> [TASK GOAL]: Without including any pictures, write out all the entries exactly.
─── THE INPUT
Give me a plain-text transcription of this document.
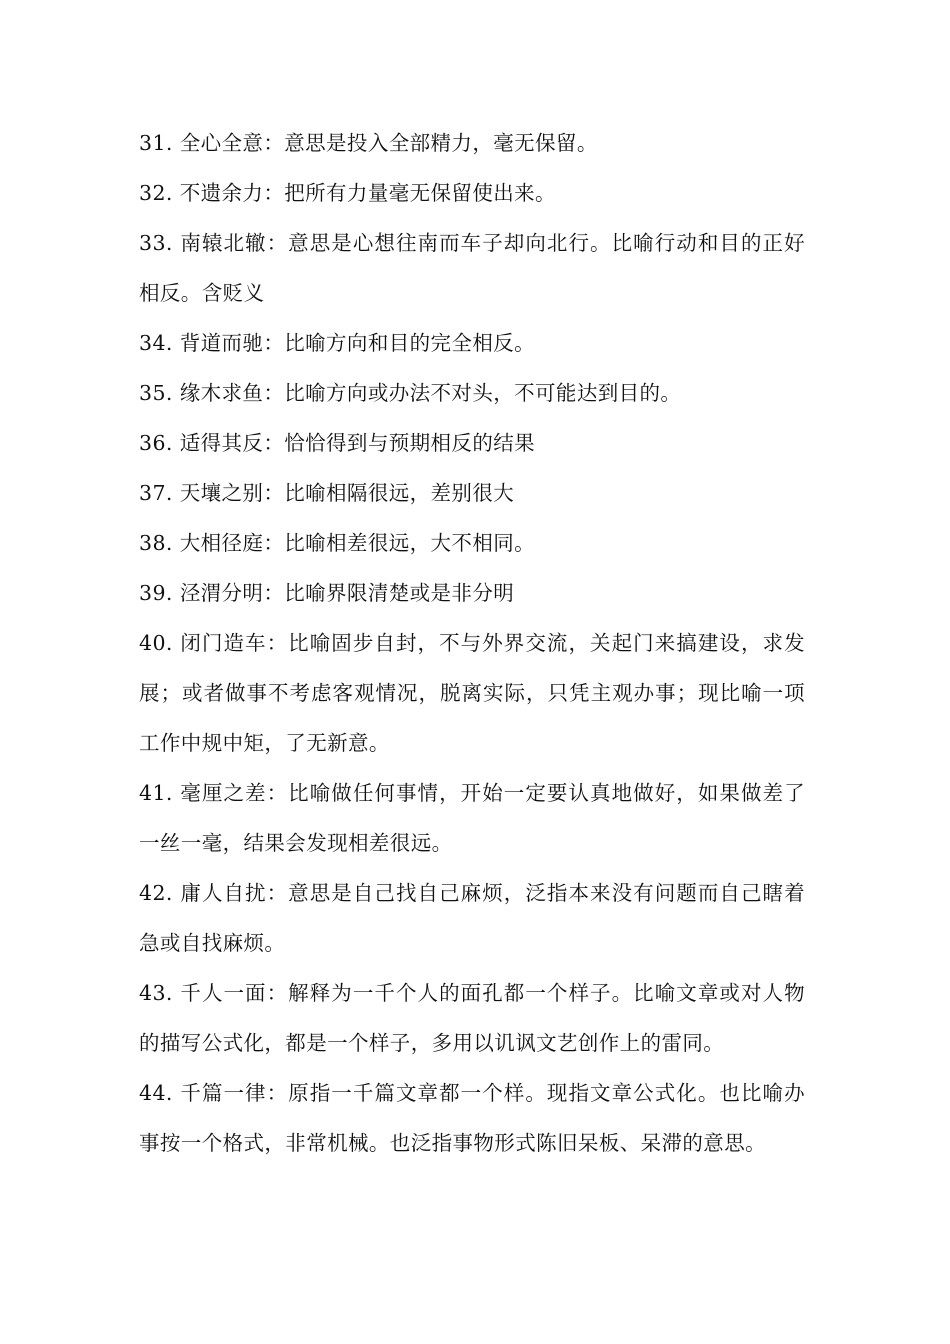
31. 全心全意：意思是投入全部精力，毫无保留。

32. 不遗余力：把所有力量毫无保留使出来。

33. 南辕北辙：意思是心想往南而车子却向北行。比喻行动和目的正好相反。含贬义

34. 背道而驰：比喻方向和目的完全相反。

35. 缘木求鱼：比喻方向或办法不对头，不可能达到目的。

36. 适得其反：恰恰得到与预期相反的结果

37. 天壤之别：比喻相隔很远，差别很大

38. 大相径庭：比喻相差很远，大不相同。

39. 泾渭分明：比喻界限清楚或是非分明

40. 闭门造车：比喻固步自封，不与外界交流，关起门来搞建设，求发展；或者做事不考虑客观情况，脱离实际，只凭主观办事；现比喻一项工作中规中矩，了无新意。

41. 毫厘之差：比喻做任何事情，开始一定要认真地做好，如果做差了一丝一毫，结果会发现相差很远。

42. 庸人自扰：意思是自己找自己麻烦，泛指本来没有问题而自己瞎着急或自找麻烦。

43. 千人一面：解释为一千个人的面孔都一个样子。比喻文章或对人物的描写公式化，都是一个样子，多用以讥讽文艺创作上的雷同。

44. 千篇一律：原指一千篇文章都一个样。现指文章公式化。也比喻办事按一个格式，非常机械。也泛指事物形式陈旧呆板、呆滞的意思。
──────
> [EXERCISE SOLUTION]:
Give me a plain-text transcription of this document.
31. 全心全意：意思是投入全部精力，毫无保留。

32. 不遗余力：把所有力量毫无保留使出来。

33. 南辕北辙：意思是心想往南而车子却向北行。比喻行动和目的正好相反。含贬义

34. 背道而驰：比喻方向和目的完全相反。

35. 缘木求鱼：比喻方向或办法不对头，不可能达到目的。

36. 适得其反：恰恰得到与预期相反的结果

37. 天壤之别：比喻相隔很远，差别很大

38. 大相径庭：比喻相差很远，大不相同。

39. 泾渭分明：比喻界限清楚或是非分明

40. 闭门造车：比喻固步自封，不与外界交流，关起门来搞建设，求发展；或者做事不考虑客观情况，脱离实际，只凭主观办事；现比喻一项工作中规中矩，了无新意。

41. 毫厘之差：比喻做任何事情，开始一定要认真地做好，如果做差了一丝一毫，结果会发现相差很远。

42. 庸人自扰：意思是自己找自己麻烦，泛指本来没有问题而自己瞎着急或自找麻烦。

43. 千人一面：解释为一千个人的面孔都一个样子。比喻文章或对人物的描写公式化，都是一个样子，多用以讥讽文艺创作上的雷同。

44. 千篇一律：原指一千篇文章都一个样。现指文章公式化。也比喻办事按一个格式，非常机械。也泛指事物形式陈旧呆板、呆滞的意思。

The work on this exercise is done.